> **Short problem**
Reproduce each record below exactly as written.

> **Data extract**
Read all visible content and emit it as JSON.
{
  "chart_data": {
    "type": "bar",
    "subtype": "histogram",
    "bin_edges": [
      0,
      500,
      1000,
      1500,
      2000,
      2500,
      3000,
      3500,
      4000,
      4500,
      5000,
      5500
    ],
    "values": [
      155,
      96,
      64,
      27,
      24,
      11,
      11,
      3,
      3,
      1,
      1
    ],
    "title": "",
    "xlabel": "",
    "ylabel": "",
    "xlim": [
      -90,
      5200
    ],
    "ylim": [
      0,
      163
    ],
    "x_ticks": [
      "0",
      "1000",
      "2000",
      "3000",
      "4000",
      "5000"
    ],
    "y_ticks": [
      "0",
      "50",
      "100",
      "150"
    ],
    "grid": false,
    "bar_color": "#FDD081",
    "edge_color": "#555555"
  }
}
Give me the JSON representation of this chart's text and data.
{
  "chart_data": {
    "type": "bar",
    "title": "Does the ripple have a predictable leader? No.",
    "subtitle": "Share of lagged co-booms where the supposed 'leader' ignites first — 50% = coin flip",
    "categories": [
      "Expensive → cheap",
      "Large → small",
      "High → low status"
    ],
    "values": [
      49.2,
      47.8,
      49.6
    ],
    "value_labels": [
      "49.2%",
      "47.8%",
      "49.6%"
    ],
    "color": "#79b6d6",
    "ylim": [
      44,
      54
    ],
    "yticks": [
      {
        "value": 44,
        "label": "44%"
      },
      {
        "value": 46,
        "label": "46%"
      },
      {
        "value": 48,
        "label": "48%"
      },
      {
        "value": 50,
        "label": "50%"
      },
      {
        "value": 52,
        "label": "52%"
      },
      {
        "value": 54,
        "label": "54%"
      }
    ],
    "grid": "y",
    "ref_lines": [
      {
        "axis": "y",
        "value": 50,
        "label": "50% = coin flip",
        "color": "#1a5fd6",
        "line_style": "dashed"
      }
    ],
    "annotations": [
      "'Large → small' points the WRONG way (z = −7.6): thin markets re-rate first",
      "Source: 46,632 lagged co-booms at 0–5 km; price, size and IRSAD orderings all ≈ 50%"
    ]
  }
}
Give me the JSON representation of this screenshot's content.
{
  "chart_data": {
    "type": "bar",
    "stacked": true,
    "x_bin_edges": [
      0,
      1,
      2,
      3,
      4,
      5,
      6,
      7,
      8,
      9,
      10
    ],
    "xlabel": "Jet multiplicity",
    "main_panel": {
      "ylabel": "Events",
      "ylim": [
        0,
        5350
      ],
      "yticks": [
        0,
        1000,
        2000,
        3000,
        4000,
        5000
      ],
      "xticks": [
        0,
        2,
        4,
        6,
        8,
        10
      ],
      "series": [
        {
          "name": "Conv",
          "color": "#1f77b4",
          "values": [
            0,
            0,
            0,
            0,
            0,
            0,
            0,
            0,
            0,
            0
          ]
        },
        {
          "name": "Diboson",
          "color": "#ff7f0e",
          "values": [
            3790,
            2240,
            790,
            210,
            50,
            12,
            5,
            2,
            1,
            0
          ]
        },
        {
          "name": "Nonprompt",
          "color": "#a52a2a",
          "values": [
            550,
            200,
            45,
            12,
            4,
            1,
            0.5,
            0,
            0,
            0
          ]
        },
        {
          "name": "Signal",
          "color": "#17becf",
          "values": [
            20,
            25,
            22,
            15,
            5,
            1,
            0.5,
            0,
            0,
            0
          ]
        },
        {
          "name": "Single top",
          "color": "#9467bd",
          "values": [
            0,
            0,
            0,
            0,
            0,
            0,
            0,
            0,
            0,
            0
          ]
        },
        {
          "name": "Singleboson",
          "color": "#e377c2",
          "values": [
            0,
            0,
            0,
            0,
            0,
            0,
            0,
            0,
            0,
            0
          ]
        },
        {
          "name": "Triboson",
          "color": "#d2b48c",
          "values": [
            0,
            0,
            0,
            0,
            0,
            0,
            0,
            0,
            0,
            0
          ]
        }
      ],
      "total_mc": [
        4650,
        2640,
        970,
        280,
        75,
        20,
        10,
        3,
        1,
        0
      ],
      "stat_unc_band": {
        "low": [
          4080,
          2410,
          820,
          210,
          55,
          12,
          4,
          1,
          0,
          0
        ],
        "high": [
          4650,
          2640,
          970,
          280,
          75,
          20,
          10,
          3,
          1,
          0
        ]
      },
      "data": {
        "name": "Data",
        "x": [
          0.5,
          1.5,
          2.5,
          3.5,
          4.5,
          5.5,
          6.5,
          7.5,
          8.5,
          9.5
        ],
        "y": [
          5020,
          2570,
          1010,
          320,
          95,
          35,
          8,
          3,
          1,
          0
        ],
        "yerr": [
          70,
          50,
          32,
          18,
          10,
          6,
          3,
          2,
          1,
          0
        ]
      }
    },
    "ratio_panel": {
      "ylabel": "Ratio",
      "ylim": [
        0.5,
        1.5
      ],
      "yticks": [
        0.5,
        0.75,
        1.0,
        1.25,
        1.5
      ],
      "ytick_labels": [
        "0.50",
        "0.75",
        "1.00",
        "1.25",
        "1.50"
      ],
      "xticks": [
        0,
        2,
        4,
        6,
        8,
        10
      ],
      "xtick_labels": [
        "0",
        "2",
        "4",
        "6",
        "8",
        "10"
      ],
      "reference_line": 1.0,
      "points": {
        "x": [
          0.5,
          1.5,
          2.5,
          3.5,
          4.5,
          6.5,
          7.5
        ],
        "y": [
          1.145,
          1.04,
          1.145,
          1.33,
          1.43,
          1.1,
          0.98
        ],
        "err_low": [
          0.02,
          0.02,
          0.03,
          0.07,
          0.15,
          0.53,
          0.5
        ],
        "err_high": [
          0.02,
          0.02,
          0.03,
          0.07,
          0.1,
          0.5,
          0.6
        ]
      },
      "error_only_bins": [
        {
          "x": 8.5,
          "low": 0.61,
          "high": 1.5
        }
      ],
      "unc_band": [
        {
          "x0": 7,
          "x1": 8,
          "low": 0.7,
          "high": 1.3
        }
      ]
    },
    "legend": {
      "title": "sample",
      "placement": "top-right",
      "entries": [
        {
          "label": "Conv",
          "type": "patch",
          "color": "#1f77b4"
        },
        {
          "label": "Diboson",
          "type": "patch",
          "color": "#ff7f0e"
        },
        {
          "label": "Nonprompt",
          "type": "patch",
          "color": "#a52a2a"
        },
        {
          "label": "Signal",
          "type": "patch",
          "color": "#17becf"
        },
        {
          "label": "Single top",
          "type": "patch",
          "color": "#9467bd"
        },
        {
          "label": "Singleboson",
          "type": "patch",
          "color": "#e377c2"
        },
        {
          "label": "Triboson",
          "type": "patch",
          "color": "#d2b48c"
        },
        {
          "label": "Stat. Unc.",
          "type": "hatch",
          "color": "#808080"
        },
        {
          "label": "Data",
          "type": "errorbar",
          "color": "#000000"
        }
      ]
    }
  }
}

> **Exercise result**
Read all visible content and emit it as JSON.
{
  "chart_data": {
    "type": "bar",
    "subtype": "histogram",
    "bin_edges": [
      0,
      500,
      1000,
      1500,
      2000,
      2500,
      3000,
      3500,
      4000,
      4500,
      5000,
      5500
    ],
    "values": [
      155,
      96,
      64,
      27,
      24,
      11,
      11,
      3,
      3,
      1,
      1
    ],
    "title": "",
    "xlabel": "",
    "ylabel": "",
    "xlim": [
      -90,
      5200
    ],
    "ylim": [
      0,
      163
    ],
    "x_ticks": [
      "0",
      "1000",
      "2000",
      "3000",
      "4000",
      "5000"
    ],
    "y_ticks": [
      "0",
      "50",
      "100",
      "150"
    ],
    "grid": false,
    "bar_color": "#FDD081",
    "edge_color": "#555555"
  }
}
Give me the JSON representation of this chart's text and data.
{
  "chart_data": {
    "type": "bar",
    "title": "Does the ripple have a predictable leader? No.",
    "subtitle": "Share of lagged co-booms where the supposed 'leader' ignites first — 50% = coin flip",
    "categories": [
      "Expensive → cheap",
      "Large → small",
      "High → low status"
    ],
    "values": [
      49.2,
      47.8,
      49.6
    ],
    "value_labels": [
      "49.2%",
      "47.8%",
      "49.6%"
    ],
    "color": "#79b6d6",
    "ylim": [
      44,
      54
    ],
    "yticks": [
      {
        "value": 44,
        "label": "44%"
      },
      {
        "value": 46,
        "label": "46%"
      },
      {
        "value": 48,
        "label": "48%"
      },
      {
        "value": 50,
        "label": "50%"
      },
      {
        "value": 52,
        "label": "52%"
      },
      {
        "value": 54,
        "label": "54%"
      }
    ],
    "grid": "y",
    "ref_lines": [
      {
        "axis": "y",
        "value": 50,
        "label": "50% = coin flip",
        "color": "#1a5fd6",
        "line_style": "dashed"
      }
    ],
    "annotations": [
      "'Large → small' points the WRONG way (z = −7.6): thin markets re-rate first",
      "Source: 46,632 lagged co-booms at 0–5 km; price, size and IRSAD orderings all ≈ 50%"
    ]
  }
}
Give me the JSON representation of this screenshot's content.
{
  "chart_data": {
    "type": "bar",
    "stacked": true,
    "x_bin_edges": [
      0,
      1,
      2,
      3,
      4,
      5,
      6,
      7,
      8,
      9,
      10
    ],
    "xlabel": "Jet multiplicity",
    "main_panel": {
      "ylabel": "Events",
      "ylim": [
        0,
        5350
      ],
      "yticks": [
        0,
        1000,
        2000,
        3000,
        4000,
        5000
      ],
      "xticks": [
        0,
        2,
        4,
        6,
        8,
        10
      ],
      "series": [
        {
          "name": "Conv",
          "color": "#1f77b4",
          "values": [
            0,
            0,
            0,
            0,
            0,
            0,
            0,
            0,
            0,
            0
          ]
        },
        {
          "name": "Diboson",
          "color": "#ff7f0e",
          "values": [
            3790,
            2240,
            790,
            210,
            50,
            12,
            5,
            2,
            1,
            0
          ]
        },
        {
          "name": "Nonprompt",
          "color": "#a52a2a",
          "values": [
            550,
            200,
            45,
            12,
            4,
            1,
            0.5,
            0,
            0,
            0
          ]
        },
        {
          "name": "Signal",
          "color": "#17becf",
          "values": [
            20,
            25,
            22,
            15,
            5,
            1,
            0.5,
            0,
            0,
            0
          ]
        },
        {
          "name": "Single top",
          "color": "#9467bd",
          "values": [
            0,
            0,
            0,
            0,
            0,
            0,
            0,
            0,
            0,
            0
          ]
        },
        {
          "name": "Singleboson",
          "color": "#e377c2",
          "values": [
            0,
            0,
            0,
            0,
            0,
            0,
            0,
            0,
            0,
            0
          ]
        },
        {
          "name": "Triboson",
          "color": "#d2b48c",
          "values": [
            0,
            0,
            0,
            0,
            0,
            0,
            0,
            0,
            0,
            0
          ]
        }
      ],
      "total_mc": [
        4650,
        2640,
        970,
        280,
        75,
        20,
        10,
        3,
        1,
        0
      ],
      "stat_unc_band": {
        "low": [
          4080,
          2410,
          820,
          210,
          55,
          12,
          4,
          1,
          0,
          0
        ],
        "high": [
          4650,
          2640,
          970,
          280,
          75,
          20,
          10,
          3,
          1,
          0
        ]
      },
      "data": {
        "name": "Data",
        "x": [
          0.5,
          1.5,
          2.5,
          3.5,
          4.5,
          5.5,
          6.5,
          7.5,
          8.5,
          9.5
        ],
        "y": [
          5020,
          2570,
          1010,
          320,
          95,
          35,
          8,
          3,
          1,
          0
        ],
        "yerr": [
          70,
          50,
          32,
          18,
          10,
          6,
          3,
          2,
          1,
          0
        ]
      }
    },
    "ratio_panel": {
      "ylabel": "Ratio",
      "ylim": [
        0.5,
        1.5
      ],
      "yticks": [
        0.5,
        0.75,
        1.0,
        1.25,
        1.5
      ],
      "ytick_labels": [
        "0.50",
        "0.75",
        "1.00",
        "1.25",
        "1.50"
      ],
      "xticks": [
        0,
        2,
        4,
        6,
        8,
        10
      ],
      "xtick_labels": [
        "0",
        "2",
        "4",
        "6",
        "8",
        "10"
      ],
      "reference_line": 1.0,
      "points": {
        "x": [
          0.5,
          1.5,
          2.5,
          3.5,
          4.5,
          6.5,
          7.5
        ],
        "y": [
          1.145,
          1.04,
          1.145,
          1.33,
          1.43,
          1.1,
          0.98
        ],
        "err_low": [
          0.02,
          0.02,
          0.03,
          0.07,
          0.15,
          0.53,
          0.5
        ],
        "err_high": [
          0.02,
          0.02,
          0.03,
          0.07,
          0.1,
          0.5,
          0.6
        ]
      },
      "error_only_bins": [
        {
          "x": 8.5,
          "low": 0.61,
          "high": 1.5
        }
      ],
      "unc_band": [
        {
          "x0": 7,
          "x1": 8,
          "low": 0.7,
          "high": 1.3
        }
      ]
    },
    "legend": {
      "title": "sample",
      "placement": "top-right",
      "entries": [
        {
          "label": "Conv",
          "type": "patch",
          "color": "#1f77b4"
        },
        {
          "label": "Diboson",
          "type": "patch",
          "color": "#ff7f0e"
        },
        {
          "label": "Nonprompt",
          "type": "patch",
          "color": "#a52a2a"
        },
        {
          "label": "Signal",
          "type": "patch",
          "color": "#17becf"
        },
        {
          "label": "Single top",
          "type": "patch",
          "color": "#9467bd"
        },
        {
          "label": "Singleboson",
          "type": "patch",
          "color": "#e377c2"
        },
        {
          "label": "Triboson",
          "type": "patch",
          "color": "#d2b48c"
        },
        {
          "label": "Stat. Unc.",
          "type": "hatch",
          "color": "#808080"
        },
        {
          "label": "Data",
          "type": "errorbar",
          "color": "#000000"
        }
      ]
    }
  }
}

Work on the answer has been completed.